§ Excerpted data
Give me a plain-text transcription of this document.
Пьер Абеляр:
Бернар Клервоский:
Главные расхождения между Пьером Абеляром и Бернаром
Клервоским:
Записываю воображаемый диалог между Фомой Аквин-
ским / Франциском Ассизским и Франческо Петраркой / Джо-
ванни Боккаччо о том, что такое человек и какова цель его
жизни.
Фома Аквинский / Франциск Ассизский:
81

---

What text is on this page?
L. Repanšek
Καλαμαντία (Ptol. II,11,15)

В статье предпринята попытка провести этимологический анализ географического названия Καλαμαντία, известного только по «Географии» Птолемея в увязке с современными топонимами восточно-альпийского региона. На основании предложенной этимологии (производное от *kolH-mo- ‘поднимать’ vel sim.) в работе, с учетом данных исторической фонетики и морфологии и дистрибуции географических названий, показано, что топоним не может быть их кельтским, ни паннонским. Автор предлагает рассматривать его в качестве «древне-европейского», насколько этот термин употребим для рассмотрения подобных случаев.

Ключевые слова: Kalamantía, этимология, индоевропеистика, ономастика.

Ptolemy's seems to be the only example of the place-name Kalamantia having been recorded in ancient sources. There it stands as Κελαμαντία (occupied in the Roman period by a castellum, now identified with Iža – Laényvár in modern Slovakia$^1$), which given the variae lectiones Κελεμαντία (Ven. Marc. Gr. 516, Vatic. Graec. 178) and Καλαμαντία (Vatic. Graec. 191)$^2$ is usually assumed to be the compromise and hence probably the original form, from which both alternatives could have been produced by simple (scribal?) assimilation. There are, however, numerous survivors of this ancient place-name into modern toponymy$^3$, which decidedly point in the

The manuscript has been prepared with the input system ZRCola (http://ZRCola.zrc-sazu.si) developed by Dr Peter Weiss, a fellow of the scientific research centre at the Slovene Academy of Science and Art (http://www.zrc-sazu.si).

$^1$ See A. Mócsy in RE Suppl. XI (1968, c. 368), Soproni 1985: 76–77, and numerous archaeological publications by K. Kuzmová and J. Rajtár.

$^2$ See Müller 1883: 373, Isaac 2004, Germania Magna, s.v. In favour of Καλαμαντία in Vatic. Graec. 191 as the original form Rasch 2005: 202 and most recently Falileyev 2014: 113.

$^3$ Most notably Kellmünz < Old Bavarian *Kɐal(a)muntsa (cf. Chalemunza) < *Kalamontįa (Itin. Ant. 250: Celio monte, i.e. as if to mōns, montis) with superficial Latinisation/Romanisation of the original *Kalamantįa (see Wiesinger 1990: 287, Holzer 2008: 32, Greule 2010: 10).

* * *

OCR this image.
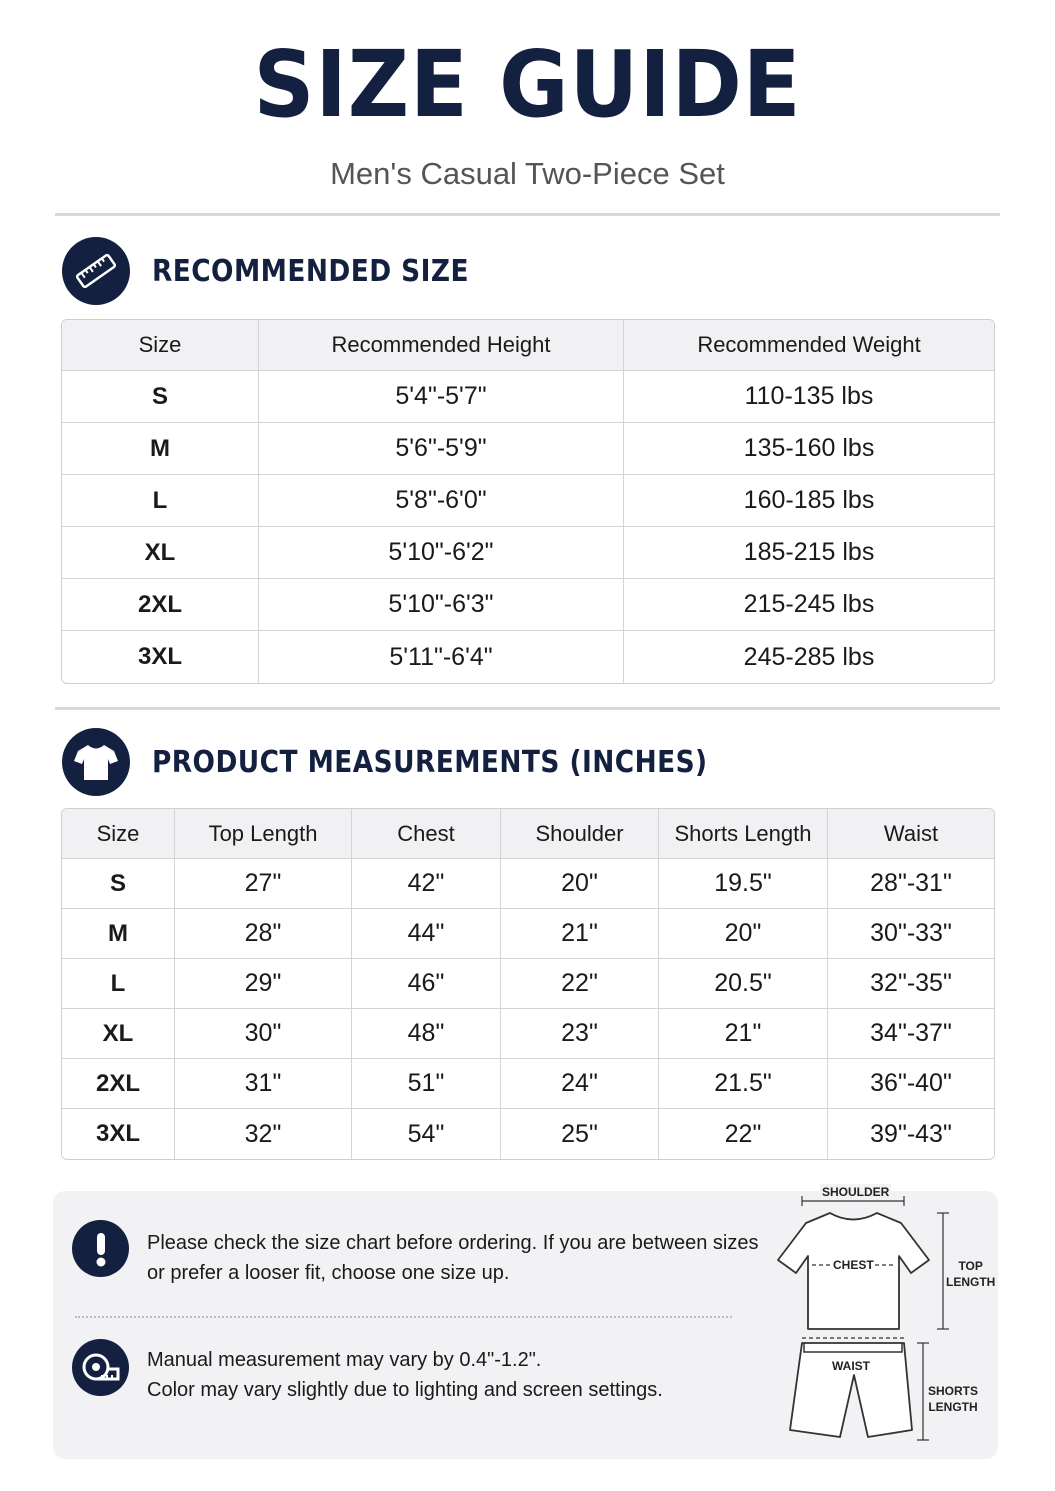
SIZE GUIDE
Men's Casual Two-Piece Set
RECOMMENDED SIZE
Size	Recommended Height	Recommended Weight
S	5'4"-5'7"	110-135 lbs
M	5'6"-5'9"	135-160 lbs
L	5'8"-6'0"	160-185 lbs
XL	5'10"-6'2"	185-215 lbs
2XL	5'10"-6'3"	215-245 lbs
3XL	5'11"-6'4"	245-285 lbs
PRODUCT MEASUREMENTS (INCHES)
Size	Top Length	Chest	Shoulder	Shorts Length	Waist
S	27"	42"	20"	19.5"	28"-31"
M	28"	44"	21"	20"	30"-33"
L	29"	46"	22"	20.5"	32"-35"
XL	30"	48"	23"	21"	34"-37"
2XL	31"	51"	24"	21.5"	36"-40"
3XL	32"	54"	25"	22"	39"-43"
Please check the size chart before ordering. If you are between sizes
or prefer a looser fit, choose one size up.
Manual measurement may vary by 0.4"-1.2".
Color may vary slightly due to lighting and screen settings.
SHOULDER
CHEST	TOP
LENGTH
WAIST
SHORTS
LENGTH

§ Problem details
Copy out each line in the preceding records that contains "между".

§ Output below
Главные расхождения между Пьером Абеляром и Бернаром
Записываю воображаемый диалог между Фомой Аквин-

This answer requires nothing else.